_Your goal_
Extract all lines containing "color".

======== Dataset records

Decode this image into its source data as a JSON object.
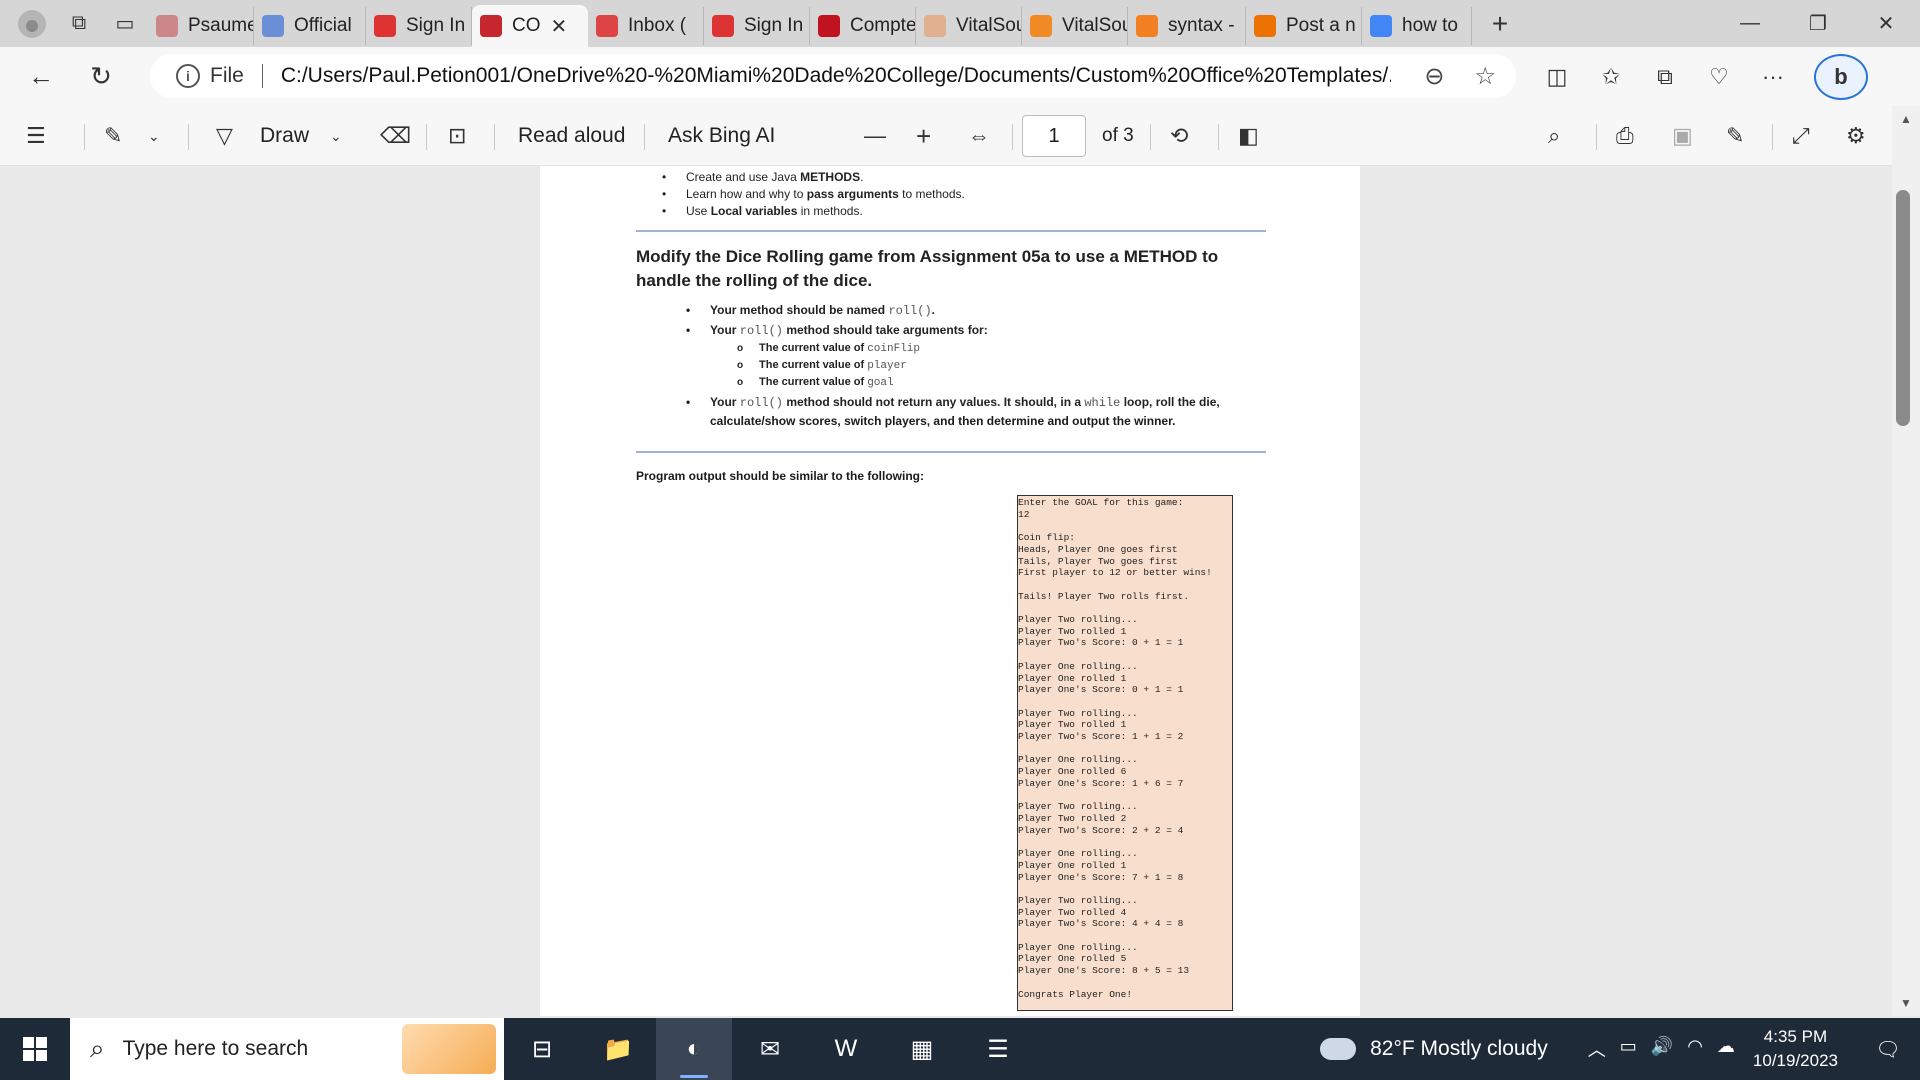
{
  "browser": {
    "tabs": [
      {
        "title": "Psaume",
        "favicon": "phone-icon",
        "color": "#c88"
      },
      {
        "title": "Official",
        "favicon": "vp-icon",
        "color": "#6b8fd6"
      },
      {
        "title": "Sign In",
        "favicon": "gear-logo-icon",
        "color": "#d33"
      },
      {
        "title": "CO",
        "favicon": "pdf-icon",
        "color": "#c6262e",
        "active": true
      },
      {
        "title": "Inbox (",
        "favicon": "gmail-icon",
        "color": "#d44"
      },
      {
        "title": "Sign In",
        "favicon": "gear-logo-icon",
        "color": "#d33"
      },
      {
        "title": "Compte",
        "favicon": "heart-icon",
        "color": "#c1121f"
      },
      {
        "title": "VitalSou",
        "favicon": "book-icon",
        "color": "#e0b090"
      },
      {
        "title": "VitalSou",
        "favicon": "book-icon",
        "color": "#f08a24"
      },
      {
        "title": "syntax -",
        "favicon": "stack-icon",
        "color": "#f48024"
      },
      {
        "title": "Post a n",
        "favicon": "chegg-icon",
        "color": "#eb7100"
      },
      {
        "title": "how to",
        "favicon": "google-icon",
        "color": "#4285f4"
      }
    ],
    "address": {
      "scheme_label": "File",
      "url": "C:/Users/Paul.Petion001/OneDrive%20-%20Miami%20Dade%20College/Documents/Custom%20Office%20Templates/..."
    }
  },
  "pdf_toolbar": {
    "draw_label": "Draw",
    "read_aloud_label": "Read aloud",
    "ask_bing_label": "Ask Bing AI",
    "page_current": "1",
    "page_total_label": "of 3"
  },
  "document": {
    "objectives": [
      {
        "pre": "Create and use Java ",
        "bold": "METHODS",
        "post": "."
      },
      {
        "pre": "Learn how and why to ",
        "bold": "pass arguments",
        "post": " to methods."
      },
      {
        "pre": "Use ",
        "bold": "Local variables",
        "post": " in methods."
      }
    ],
    "heading": "Modify the Dice Rolling game from Assignment 05a to use a METHOD to handle the rolling of the dice.",
    "req1": {
      "pre": "Your method should be named ",
      "code": "roll()",
      "post": "."
    },
    "req2": {
      "pre": "Your ",
      "code": "roll()",
      "post": " method should take arguments for:"
    },
    "args": [
      {
        "pre": "The current value of ",
        "code": "coinFlip"
      },
      {
        "pre": "The current value of ",
        "code": "player"
      },
      {
        "pre": "The current value of ",
        "code": "goal"
      }
    ],
    "req3": {
      "pre": "Your ",
      "code": "roll()",
      "mid": " method should not return any values. It should, in a ",
      "code2": "while",
      "post": " loop, roll the die,",
      "line2": "calculate/show scores, switch players, and then determine and output the winner."
    },
    "output_label": "Program output should be similar to the following:",
    "console_text": "Enter the GOAL for this game:\n12\n\nCoin flip:\nHeads, Player One goes first\nTails, Player Two goes first\nFirst player to 12 or better wins!\n\nTails! Player Two rolls first.\n\nPlayer Two rolling...\nPlayer Two rolled 1\nPlayer Two's Score: 0 + 1 = 1\n\nPlayer One rolling...\nPlayer One rolled 1\nPlayer One's Score: 0 + 1 = 1\n\nPlayer Two rolling...\nPlayer Two rolled 1\nPlayer Two's Score: 1 + 1 = 2\n\nPlayer One rolling...\nPlayer One rolled 6\nPlayer One's Score: 1 + 6 = 7\n\nPlayer Two rolling...\nPlayer Two rolled 2\nPlayer Two's Score: 2 + 2 = 4\n\nPlayer One rolling...\nPlayer One rolled 1\nPlayer One's Score: 7 + 1 = 8\n\nPlayer Two rolling...\nPlayer Two rolled 4\nPlayer Two's Score: 4 + 4 = 8\n\nPlayer One rolling...\nPlayer One rolled 5\nPlayer One's Score: 8 + 5 = 13\n\nCongrats Player One!"
  },
  "taskbar": {
    "search_placeholder": "Type here to search",
    "apps": [
      {
        "name": "task-view-icon",
        "glyph": "⊟"
      },
      {
        "name": "file-explorer-icon",
        "glyph": "📁"
      },
      {
        "name": "edge-icon",
        "glyph": "◐",
        "active": true
      },
      {
        "name": "mail-icon",
        "glyph": "✉"
      },
      {
        "name": "word-icon",
        "glyph": "W"
      },
      {
        "name": "store-icon",
        "glyph": "▦"
      },
      {
        "name": "java-ide-icon",
        "glyph": "☰"
      }
    ],
    "weather": "82°F  Mostly cloudy",
    "time": "4:35 PM",
    "date": "10/19/2023"
  }
}
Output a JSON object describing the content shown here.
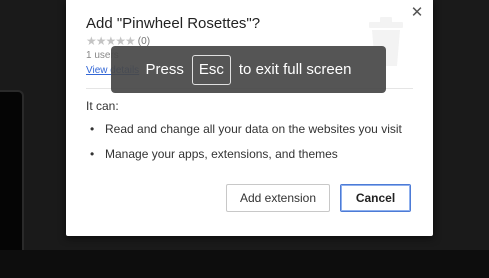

================

_Full solution_
        "color": "#c88"
        "color": "#6b8fd6"
        "color": "#d33"
        "color": "#c6262e",
        "color": "#d44"
        "color": "#d33"
        "color": "#c1121f"
        "color": "#e0b090"
        "color": "#f08a24"
        "color": "#f48024"
        "color": "#eb7100"
        "color": "#4285f4"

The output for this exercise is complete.